- **What is being asked**:
Repeat verbatim every line of the material, beginning at the line that holds "Decode this image" and ending at its last line.

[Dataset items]

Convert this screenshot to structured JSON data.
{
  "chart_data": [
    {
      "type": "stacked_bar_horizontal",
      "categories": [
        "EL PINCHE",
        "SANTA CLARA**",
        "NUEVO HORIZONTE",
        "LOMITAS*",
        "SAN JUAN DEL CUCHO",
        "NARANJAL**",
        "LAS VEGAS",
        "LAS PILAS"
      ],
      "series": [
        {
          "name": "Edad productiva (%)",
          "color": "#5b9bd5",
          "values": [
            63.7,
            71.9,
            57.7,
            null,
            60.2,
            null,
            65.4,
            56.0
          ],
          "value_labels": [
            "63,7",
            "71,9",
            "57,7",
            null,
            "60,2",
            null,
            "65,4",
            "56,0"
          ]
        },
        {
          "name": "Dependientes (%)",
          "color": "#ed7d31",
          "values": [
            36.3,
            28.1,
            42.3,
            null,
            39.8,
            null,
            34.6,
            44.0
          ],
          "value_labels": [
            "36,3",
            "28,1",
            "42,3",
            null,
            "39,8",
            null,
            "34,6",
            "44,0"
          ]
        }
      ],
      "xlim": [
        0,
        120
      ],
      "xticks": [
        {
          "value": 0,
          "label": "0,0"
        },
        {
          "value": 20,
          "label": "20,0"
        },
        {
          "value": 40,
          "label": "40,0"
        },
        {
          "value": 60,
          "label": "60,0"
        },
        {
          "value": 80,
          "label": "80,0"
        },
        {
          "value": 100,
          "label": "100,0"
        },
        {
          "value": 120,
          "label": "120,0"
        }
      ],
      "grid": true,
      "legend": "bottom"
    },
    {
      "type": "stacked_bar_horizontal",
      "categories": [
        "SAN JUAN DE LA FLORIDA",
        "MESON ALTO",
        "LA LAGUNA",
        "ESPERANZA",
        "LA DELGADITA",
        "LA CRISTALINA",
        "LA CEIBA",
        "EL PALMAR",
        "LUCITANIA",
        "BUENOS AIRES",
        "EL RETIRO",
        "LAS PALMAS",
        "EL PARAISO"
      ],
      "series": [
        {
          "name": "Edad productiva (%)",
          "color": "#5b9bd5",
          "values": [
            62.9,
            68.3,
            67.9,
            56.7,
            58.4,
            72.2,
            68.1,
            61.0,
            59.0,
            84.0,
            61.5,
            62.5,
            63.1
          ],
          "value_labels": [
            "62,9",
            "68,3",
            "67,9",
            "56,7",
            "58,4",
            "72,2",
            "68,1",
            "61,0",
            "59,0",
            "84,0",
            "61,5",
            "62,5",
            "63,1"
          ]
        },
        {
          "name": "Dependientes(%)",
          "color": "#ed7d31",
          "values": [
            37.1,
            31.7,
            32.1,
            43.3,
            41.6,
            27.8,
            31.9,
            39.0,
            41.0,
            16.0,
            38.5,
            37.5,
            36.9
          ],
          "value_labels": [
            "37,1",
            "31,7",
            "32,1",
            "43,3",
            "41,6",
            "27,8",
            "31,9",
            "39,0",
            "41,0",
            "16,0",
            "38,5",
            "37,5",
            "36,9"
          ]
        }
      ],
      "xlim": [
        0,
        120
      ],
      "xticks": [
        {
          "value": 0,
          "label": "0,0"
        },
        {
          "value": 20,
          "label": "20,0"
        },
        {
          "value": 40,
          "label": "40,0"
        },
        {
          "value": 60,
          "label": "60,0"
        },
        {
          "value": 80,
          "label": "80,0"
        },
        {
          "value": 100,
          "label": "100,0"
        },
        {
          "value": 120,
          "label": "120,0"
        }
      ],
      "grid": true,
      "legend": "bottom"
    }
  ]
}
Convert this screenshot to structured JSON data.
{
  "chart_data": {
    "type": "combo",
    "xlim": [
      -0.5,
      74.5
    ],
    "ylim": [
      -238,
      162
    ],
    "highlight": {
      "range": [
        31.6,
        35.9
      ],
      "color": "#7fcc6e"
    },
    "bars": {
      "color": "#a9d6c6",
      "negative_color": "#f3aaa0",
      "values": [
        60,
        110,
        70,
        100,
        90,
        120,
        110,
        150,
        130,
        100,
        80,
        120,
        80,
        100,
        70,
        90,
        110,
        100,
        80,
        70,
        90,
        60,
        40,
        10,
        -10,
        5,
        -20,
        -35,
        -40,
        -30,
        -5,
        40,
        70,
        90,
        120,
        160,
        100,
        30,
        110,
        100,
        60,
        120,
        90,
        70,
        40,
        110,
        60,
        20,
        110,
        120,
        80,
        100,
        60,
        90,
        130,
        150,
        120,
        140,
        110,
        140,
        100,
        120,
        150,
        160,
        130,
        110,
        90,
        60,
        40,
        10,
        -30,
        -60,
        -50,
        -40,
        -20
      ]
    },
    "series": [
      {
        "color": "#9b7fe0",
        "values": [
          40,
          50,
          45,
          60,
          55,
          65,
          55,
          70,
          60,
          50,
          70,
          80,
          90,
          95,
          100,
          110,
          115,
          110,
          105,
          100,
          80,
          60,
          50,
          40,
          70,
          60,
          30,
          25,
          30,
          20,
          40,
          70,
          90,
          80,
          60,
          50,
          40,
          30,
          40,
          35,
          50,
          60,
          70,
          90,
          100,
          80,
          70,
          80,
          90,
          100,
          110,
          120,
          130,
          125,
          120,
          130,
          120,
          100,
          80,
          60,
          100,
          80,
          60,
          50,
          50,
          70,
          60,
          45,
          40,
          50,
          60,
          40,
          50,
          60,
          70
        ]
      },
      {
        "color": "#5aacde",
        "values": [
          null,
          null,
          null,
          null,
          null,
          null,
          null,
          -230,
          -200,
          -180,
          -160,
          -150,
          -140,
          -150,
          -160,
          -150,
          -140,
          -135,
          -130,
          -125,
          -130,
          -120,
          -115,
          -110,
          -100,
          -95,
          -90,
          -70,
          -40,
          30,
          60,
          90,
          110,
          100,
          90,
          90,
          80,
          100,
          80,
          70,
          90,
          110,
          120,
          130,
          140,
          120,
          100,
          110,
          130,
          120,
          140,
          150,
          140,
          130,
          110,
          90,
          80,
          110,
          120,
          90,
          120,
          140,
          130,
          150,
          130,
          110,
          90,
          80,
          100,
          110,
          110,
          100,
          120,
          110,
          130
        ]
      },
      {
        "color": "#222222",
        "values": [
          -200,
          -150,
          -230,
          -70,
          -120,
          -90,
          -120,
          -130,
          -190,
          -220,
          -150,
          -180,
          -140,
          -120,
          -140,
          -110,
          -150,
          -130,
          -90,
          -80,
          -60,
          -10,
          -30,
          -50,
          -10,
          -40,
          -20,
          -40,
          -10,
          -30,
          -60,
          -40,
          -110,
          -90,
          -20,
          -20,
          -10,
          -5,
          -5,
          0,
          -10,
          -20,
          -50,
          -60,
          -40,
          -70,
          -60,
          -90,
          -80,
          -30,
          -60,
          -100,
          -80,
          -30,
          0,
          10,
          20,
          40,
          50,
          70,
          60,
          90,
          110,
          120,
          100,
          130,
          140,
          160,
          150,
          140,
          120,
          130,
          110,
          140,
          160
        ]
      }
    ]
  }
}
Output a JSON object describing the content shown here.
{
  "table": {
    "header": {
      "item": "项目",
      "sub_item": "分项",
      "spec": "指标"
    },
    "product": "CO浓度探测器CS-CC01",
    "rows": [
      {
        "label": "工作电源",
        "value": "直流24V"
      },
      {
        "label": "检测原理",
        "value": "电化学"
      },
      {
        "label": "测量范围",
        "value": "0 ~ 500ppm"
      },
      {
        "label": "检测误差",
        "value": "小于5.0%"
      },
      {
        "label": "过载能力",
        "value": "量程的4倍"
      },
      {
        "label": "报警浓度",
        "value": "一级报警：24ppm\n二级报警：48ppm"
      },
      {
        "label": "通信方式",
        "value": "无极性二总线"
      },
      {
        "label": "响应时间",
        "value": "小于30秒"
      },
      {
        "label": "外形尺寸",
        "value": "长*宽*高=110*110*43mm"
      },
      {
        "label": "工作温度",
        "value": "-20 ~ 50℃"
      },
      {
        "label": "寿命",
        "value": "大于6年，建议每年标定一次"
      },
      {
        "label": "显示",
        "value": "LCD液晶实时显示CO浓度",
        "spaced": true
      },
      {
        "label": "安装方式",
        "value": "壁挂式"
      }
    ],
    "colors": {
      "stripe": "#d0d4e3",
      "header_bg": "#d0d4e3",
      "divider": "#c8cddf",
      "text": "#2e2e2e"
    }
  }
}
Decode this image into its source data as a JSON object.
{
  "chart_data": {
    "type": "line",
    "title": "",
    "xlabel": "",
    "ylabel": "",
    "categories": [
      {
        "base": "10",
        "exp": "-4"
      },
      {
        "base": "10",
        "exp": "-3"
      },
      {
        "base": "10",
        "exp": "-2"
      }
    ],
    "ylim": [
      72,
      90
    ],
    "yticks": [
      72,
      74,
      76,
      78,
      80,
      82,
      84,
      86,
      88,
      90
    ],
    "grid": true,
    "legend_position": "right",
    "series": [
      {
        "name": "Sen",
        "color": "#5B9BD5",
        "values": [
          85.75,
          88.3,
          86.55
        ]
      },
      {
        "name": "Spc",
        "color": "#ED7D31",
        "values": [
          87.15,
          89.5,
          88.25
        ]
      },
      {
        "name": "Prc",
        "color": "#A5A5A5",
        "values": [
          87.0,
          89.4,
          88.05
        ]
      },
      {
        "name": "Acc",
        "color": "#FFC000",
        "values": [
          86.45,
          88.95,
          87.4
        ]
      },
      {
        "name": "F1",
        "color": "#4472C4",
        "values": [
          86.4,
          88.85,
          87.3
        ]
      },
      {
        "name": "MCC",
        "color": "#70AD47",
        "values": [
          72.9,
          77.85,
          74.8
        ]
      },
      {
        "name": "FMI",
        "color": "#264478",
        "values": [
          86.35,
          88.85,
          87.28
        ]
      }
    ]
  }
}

- **Finished answer**:
Decode this image into its source data as a JSON object.
{
  "chart_data": {
    "type": "line",
    "title": "",
    "xlabel": "",
    "ylabel": "",
    "categories": [
      {
        "base": "10",
        "exp": "-4"
      },
      {
        "base": "10",
        "exp": "-3"
      },
      {
        "base": "10",
        "exp": "-2"
      }
    ],
    "ylim": [
      72,
      90
    ],
    "yticks": [
      72,
      74,
      76,
      78,
      80,
      82,
      84,
      86,
      88,
      90
    ],
    "grid": true,
    "legend_position": "right",
    "series": [
      {
        "name": "Sen",
        "color": "#5B9BD5",
        "values": [
          85.75,
          88.3,
          86.55
        ]
      },
      {
        "name": "Spc",
        "color": "#ED7D31",
        "values": [
          87.15,
          89.5,
          88.25
        ]
      },
      {
        "name": "Prc",
        "color": "#A5A5A5",
        "values": [
          87.0,
          89.4,
          88.05
        ]
      },
      {
        "name": "Acc",
        "color": "#FFC000",
        "values": [
          86.45,
          88.95,
          87.4
        ]
      },
      {
        "name": "F1",
        "color": "#4472C4",
        "values": [
          86.4,
          88.85,
          87.3
        ]
      },
      {
        "name": "MCC",
        "color": "#70AD47",
        "values": [
          72.9,
          77.85,
          74.8
        ]
      },
      {
        "name": "FMI",
        "color": "#264478",
        "values": [
          86.35,
          88.85,
          87.28
        ]
      }
    ]
  }
}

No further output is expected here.